* begin DATA EXTRACT *

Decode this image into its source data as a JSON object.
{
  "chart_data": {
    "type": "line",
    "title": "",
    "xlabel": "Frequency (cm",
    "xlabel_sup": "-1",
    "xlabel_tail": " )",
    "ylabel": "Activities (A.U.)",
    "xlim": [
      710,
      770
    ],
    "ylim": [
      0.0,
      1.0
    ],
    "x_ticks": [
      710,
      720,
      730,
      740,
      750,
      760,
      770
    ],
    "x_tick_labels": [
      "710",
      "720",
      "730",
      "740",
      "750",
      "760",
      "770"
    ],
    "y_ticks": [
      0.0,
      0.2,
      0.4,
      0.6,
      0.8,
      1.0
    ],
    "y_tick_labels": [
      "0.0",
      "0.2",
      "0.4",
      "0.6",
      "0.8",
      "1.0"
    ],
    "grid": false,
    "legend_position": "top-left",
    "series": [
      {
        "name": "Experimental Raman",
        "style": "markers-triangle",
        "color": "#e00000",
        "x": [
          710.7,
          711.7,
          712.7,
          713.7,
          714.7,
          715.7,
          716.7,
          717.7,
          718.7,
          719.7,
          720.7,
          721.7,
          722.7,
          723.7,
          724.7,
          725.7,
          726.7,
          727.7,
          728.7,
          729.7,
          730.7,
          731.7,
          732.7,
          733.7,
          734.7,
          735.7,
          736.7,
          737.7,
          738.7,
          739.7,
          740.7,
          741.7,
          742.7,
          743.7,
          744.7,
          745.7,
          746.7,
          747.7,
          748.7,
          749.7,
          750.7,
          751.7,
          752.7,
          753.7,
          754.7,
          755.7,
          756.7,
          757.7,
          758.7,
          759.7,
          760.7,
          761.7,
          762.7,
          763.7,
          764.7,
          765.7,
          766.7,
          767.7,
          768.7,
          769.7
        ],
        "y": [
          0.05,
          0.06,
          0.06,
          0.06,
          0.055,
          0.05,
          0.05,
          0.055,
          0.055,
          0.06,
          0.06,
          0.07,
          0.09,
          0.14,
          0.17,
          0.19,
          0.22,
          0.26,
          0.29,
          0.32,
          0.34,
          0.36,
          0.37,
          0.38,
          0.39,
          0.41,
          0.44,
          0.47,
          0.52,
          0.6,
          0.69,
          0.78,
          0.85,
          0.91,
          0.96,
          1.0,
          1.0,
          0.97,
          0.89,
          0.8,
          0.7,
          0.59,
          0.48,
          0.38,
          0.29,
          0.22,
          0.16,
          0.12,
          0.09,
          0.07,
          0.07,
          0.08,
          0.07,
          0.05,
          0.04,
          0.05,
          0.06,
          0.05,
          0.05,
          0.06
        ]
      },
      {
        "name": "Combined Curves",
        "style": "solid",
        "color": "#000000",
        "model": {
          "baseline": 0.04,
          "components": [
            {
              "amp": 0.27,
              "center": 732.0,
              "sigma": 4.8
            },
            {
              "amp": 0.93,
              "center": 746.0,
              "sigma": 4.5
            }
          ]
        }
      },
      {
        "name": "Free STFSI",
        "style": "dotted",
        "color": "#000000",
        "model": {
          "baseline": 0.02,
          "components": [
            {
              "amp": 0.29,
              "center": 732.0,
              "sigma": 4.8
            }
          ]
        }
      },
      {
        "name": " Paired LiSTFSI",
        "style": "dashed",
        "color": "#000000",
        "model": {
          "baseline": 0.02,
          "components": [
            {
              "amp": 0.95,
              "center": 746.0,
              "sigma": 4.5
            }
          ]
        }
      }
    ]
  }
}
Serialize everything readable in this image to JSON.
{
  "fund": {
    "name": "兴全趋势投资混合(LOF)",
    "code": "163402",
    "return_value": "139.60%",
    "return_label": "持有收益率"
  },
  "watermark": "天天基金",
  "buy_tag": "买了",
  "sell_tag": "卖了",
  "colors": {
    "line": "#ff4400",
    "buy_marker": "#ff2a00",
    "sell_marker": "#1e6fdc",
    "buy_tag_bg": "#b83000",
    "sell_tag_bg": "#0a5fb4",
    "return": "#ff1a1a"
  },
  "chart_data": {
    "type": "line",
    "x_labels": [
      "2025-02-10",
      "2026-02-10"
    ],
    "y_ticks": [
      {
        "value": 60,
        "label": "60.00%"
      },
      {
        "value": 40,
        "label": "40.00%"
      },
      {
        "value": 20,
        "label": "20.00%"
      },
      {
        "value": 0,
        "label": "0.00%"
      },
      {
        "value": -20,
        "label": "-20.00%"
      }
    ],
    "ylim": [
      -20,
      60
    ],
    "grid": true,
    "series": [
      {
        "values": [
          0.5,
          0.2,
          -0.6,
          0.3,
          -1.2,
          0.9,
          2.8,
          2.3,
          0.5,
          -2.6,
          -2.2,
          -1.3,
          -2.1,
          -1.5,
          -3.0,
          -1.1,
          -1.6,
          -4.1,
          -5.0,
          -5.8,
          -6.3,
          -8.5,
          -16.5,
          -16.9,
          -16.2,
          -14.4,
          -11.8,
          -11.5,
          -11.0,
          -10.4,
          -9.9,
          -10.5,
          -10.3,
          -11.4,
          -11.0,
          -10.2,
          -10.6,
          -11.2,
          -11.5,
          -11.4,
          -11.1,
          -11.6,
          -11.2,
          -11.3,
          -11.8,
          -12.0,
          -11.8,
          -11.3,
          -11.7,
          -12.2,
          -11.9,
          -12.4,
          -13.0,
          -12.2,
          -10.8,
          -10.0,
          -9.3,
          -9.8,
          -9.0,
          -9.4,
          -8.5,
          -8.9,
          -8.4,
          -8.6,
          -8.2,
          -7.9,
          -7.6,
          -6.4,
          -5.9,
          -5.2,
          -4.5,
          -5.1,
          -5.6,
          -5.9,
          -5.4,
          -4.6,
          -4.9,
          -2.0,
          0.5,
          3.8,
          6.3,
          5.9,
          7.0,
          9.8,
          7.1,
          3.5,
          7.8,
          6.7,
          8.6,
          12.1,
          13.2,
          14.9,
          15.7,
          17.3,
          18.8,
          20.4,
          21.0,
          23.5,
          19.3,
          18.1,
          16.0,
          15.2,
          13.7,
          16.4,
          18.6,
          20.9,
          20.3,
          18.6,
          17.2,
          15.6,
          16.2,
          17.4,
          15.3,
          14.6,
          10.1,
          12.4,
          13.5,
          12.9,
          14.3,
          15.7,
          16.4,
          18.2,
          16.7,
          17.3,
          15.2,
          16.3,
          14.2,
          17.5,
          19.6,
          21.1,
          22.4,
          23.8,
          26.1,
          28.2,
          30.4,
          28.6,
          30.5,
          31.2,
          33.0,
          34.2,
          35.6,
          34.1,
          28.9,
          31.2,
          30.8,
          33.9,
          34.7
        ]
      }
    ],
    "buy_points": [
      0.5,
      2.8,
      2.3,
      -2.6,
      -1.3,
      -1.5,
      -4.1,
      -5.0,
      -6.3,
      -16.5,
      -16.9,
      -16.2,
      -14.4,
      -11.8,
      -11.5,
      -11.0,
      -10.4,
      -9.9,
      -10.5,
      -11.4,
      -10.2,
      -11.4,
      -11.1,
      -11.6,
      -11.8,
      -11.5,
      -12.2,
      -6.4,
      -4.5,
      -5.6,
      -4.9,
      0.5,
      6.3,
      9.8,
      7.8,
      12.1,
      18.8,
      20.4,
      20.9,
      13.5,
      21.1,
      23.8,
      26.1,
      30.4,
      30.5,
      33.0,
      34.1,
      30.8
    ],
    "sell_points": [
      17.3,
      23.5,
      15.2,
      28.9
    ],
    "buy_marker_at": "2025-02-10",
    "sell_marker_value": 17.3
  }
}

* end DATA EXTRACT *

#### [REQUIREMENT]
Repeat the material above in full, exactly as it stands.

#### [WRITTEN ANSWER]
Decode this image into its source data as a JSON object.
{
  "chart_data": {
    "type": "line",
    "title": "",
    "xlabel": "Frequency (cm",
    "xlabel_sup": "-1",
    "xlabel_tail": " )",
    "ylabel": "Activities (A.U.)",
    "xlim": [
      710,
      770
    ],
    "ylim": [
      0.0,
      1.0
    ],
    "x_ticks": [
      710,
      720,
      730,
      740,
      750,
      760,
      770
    ],
    "x_tick_labels": [
      "710",
      "720",
      "730",
      "740",
      "750",
      "760",
      "770"
    ],
    "y_ticks": [
      0.0,
      0.2,
      0.4,
      0.6,
      0.8,
      1.0
    ],
    "y_tick_labels": [
      "0.0",
      "0.2",
      "0.4",
      "0.6",
      "0.8",
      "1.0"
    ],
    "grid": false,
    "legend_position": "top-left",
    "series": [
      {
        "name": "Experimental Raman",
        "style": "markers-triangle",
        "color": "#e00000",
        "x": [
          710.7,
          711.7,
          712.7,
          713.7,
          714.7,
          715.7,
          716.7,
          717.7,
          718.7,
          719.7,
          720.7,
          721.7,
          722.7,
          723.7,
          724.7,
          725.7,
          726.7,
          727.7,
          728.7,
          729.7,
          730.7,
          731.7,
          732.7,
          733.7,
          734.7,
          735.7,
          736.7,
          737.7,
          738.7,
          739.7,
          740.7,
          741.7,
          742.7,
          743.7,
          744.7,
          745.7,
          746.7,
          747.7,
          748.7,
          749.7,
          750.7,
          751.7,
          752.7,
          753.7,
          754.7,
          755.7,
          756.7,
          757.7,
          758.7,
          759.7,
          760.7,
          761.7,
          762.7,
          763.7,
          764.7,
          765.7,
          766.7,
          767.7,
          768.7,
          769.7
        ],
        "y": [
          0.05,
          0.06,
          0.06,
          0.06,
          0.055,
          0.05,
          0.05,
          0.055,
          0.055,
          0.06,
          0.06,
          0.07,
          0.09,
          0.14,
          0.17,
          0.19,
          0.22,
          0.26,
          0.29,
          0.32,
          0.34,
          0.36,
          0.37,
          0.38,
          0.39,
          0.41,
          0.44,
          0.47,
          0.52,
          0.6,
          0.69,
          0.78,
          0.85,
          0.91,
          0.96,
          1.0,
          1.0,
          0.97,
          0.89,
          0.8,
          0.7,
          0.59,
          0.48,
          0.38,
          0.29,
          0.22,
          0.16,
          0.12,
          0.09,
          0.07,
          0.07,
          0.08,
          0.07,
          0.05,
          0.04,
          0.05,
          0.06,
          0.05,
          0.05,
          0.06
        ]
      },
      {
        "name": "Combined Curves",
        "style": "solid",
        "color": "#000000",
        "model": {
          "baseline": 0.04,
          "components": [
            {
              "amp": 0.27,
              "center": 732.0,
              "sigma": 4.8
            },
            {
              "amp": 0.93,
              "center": 746.0,
              "sigma": 4.5
            }
          ]
        }
      },
      {
        "name": "Free STFSI",
        "style": "dotted",
        "color": "#000000",
        "model": {
          "baseline": 0.02,
          "components": [
            {
              "amp": 0.29,
              "center": 732.0,
              "sigma": 4.8
            }
          ]
        }
      },
      {
        "name": " Paired LiSTFSI",
        "style": "dashed",
        "color": "#000000",
        "model": {
          "baseline": 0.02,
          "components": [
            {
              "amp": 0.95,
              "center": 746.0,
              "sigma": 4.5
            }
          ]
        }
      }
    ]
  }
}
Serialize everything readable in this image to JSON.
{
  "fund": {
    "name": "兴全趋势投资混合(LOF)",
    "code": "163402",
    "return_value": "139.60%",
    "return_label": "持有收益率"
  },
  "watermark": "天天基金",
  "buy_tag": "买了",
  "sell_tag": "卖了",
  "colors": {
    "line": "#ff4400",
    "buy_marker": "#ff2a00",
    "sell_marker": "#1e6fdc",
    "buy_tag_bg": "#b83000",
    "sell_tag_bg": "#0a5fb4",
    "return": "#ff1a1a"
  },
  "chart_data": {
    "type": "line",
    "x_labels": [
      "2025-02-10",
      "2026-02-10"
    ],
    "y_ticks": [
      {
        "value": 60,
        "label": "60.00%"
      },
      {
        "value": 40,
        "label": "40.00%"
      },
      {
        "value": 20,
        "label": "20.00%"
      },
      {
        "value": 0,
        "label": "0.00%"
      },
      {
        "value": -20,
        "label": "-20.00%"
      }
    ],
    "ylim": [
      -20,
      60
    ],
    "grid": true,
    "series": [
      {
        "values": [
          0.5,
          0.2,
          -0.6,
          0.3,
          -1.2,
          0.9,
          2.8,
          2.3,
          0.5,
          -2.6,
          -2.2,
          -1.3,
          -2.1,
          -1.5,
          -3.0,
          -1.1,
          -1.6,
          -4.1,
          -5.0,
          -5.8,
          -6.3,
          -8.5,
          -16.5,
          -16.9,
          -16.2,
          -14.4,
          -11.8,
          -11.5,
          -11.0,
          -10.4,
          -9.9,
          -10.5,
          -10.3,
          -11.4,
          -11.0,
          -10.2,
          -10.6,
          -11.2,
          -11.5,
          -11.4,
          -11.1,
          -11.6,
          -11.2,
          -11.3,
          -11.8,
          -12.0,
          -11.8,
          -11.3,
          -11.7,
          -12.2,
          -11.9,
          -12.4,
          -13.0,
          -12.2,
          -10.8,
          -10.0,
          -9.3,
          -9.8,
          -9.0,
          -9.4,
          -8.5,
          -8.9,
          -8.4,
          -8.6,
          -8.2,
          -7.9,
          -7.6,
          -6.4,
          -5.9,
          -5.2,
          -4.5,
          -5.1,
          -5.6,
          -5.9,
          -5.4,
          -4.6,
          -4.9,
          -2.0,
          0.5,
          3.8,
          6.3,
          5.9,
          7.0,
          9.8,
          7.1,
          3.5,
          7.8,
          6.7,
          8.6,
          12.1,
          13.2,
          14.9,
          15.7,
          17.3,
          18.8,
          20.4,
          21.0,
          23.5,
          19.3,
          18.1,
          16.0,
          15.2,
          13.7,
          16.4,
          18.6,
          20.9,
          20.3,
          18.6,
          17.2,
          15.6,
          16.2,
          17.4,
          15.3,
          14.6,
          10.1,
          12.4,
          13.5,
          12.9,
          14.3,
          15.7,
          16.4,
          18.2,
          16.7,
          17.3,
          15.2,
          16.3,
          14.2,
          17.5,
          19.6,
          21.1,
          22.4,
          23.8,
          26.1,
          28.2,
          30.4,
          28.6,
          30.5,
          31.2,
          33.0,
          34.2,
          35.6,
          34.1,
          28.9,
          31.2,
          30.8,
          33.9,
          34.7
        ]
      }
    ],
    "buy_points": [
      0.5,
      2.8,
      2.3,
      -2.6,
      -1.3,
      -1.5,
      -4.1,
      -5.0,
      -6.3,
      -16.5,
      -16.9,
      -16.2,
      -14.4,
      -11.8,
      -11.5,
      -11.0,
      -10.4,
      -9.9,
      -10.5,
      -11.4,
      -10.2,
      -11.4,
      -11.1,
      -11.6,
      -11.8,
      -11.5,
      -12.2,
      -6.4,
      -4.5,
      -5.6,
      -4.9,
      0.5,
      6.3,
      9.8,
      7.8,
      12.1,
      18.8,
      20.4,
      20.9,
      13.5,
      21.1,
      23.8,
      26.1,
      30.4,
      30.5,
      33.0,
      34.1,
      30.8
    ],
    "sell_points": [
      17.3,
      23.5,
      15.2,
      28.9
    ],
    "buy_marker_at": "2025-02-10",
    "sell_marker_value": 17.3
  }
}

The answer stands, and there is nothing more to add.